begin Task input

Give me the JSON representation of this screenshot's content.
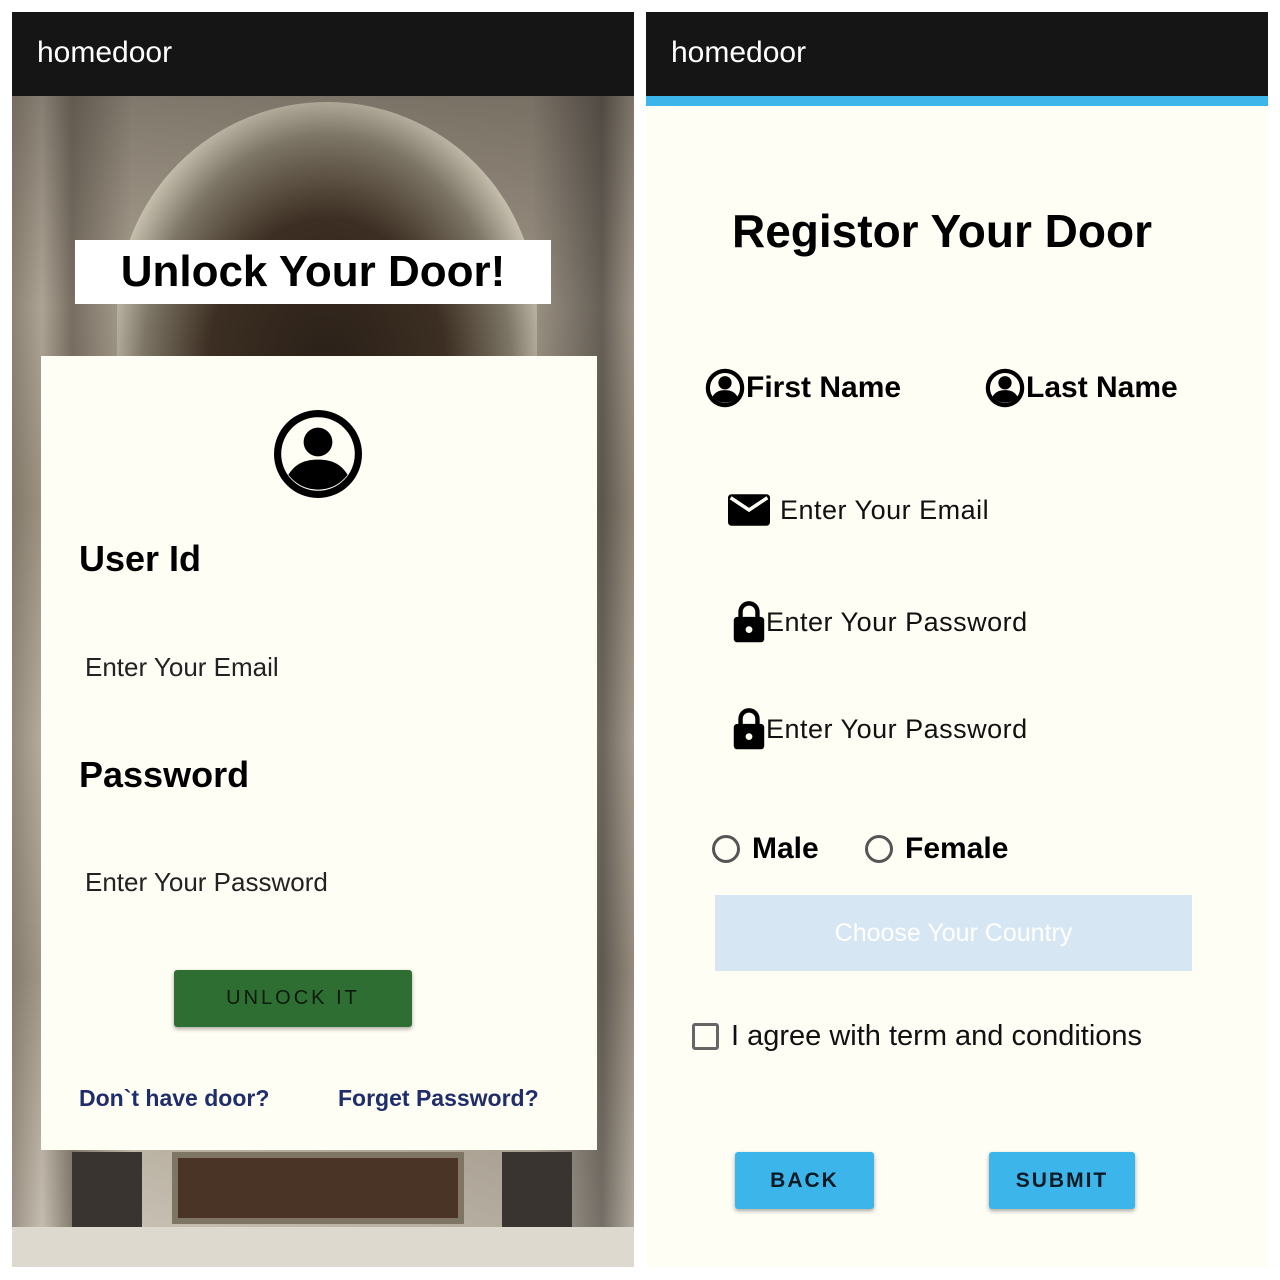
{
  "colors": {
    "appbar": "#151515",
    "accent_blue": "#3cb6ea",
    "unlock_green": "#2e6e32",
    "link_navy": "#1f2d6b",
    "card_bg": "#fffef5",
    "country_bg": "#d6e6f2"
  },
  "login": {
    "app_title": "homedoor",
    "banner_title": "Unlock Your Door!",
    "avatar_icon": "account-circle-icon",
    "user_id_label": "User Id",
    "email_placeholder": "Enter Your Email",
    "password_label": "Password",
    "password_placeholder": "Enter Your Password",
    "unlock_button": "UNLOCK IT",
    "no_door_link": "Don`t have door?",
    "forget_link": "Forget Password?"
  },
  "register": {
    "app_title": "homedoor",
    "title": "Registor Your Door",
    "first_name": "First Name",
    "last_name": "Last Name",
    "email_placeholder": "Enter Your Email",
    "password_placeholder": "Enter  Your  Password",
    "confirm_password_placeholder": "Enter  Your  Password",
    "gender_male": "Male",
    "gender_female": "Female",
    "country_placeholder": "Choose Your Country",
    "agree_text": "I agree with term and conditions",
    "back_button": "BACK",
    "submit_button": "SUBMIT",
    "icons": [
      "person-icon",
      "email-icon",
      "lock-icon",
      "radio-icon",
      "checkbox-icon"
    ]
  }
}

end Task input

What you have to do: Where a line in the entries holds the word "Your", copy that line.

Reply to the exercise:
    "banner_title": "Unlock Your Door!",
    "email_placeholder": "Enter Your Email",
    "password_placeholder": "Enter Your Password",
    "title": "Registor Your Door",
    "email_placeholder": "Enter Your Email",
    "password_placeholder": "Enter  Your  Password",
    "confirm_password_placeholder": "Enter  Your  Password",
    "country_placeholder": "Choose Your Country",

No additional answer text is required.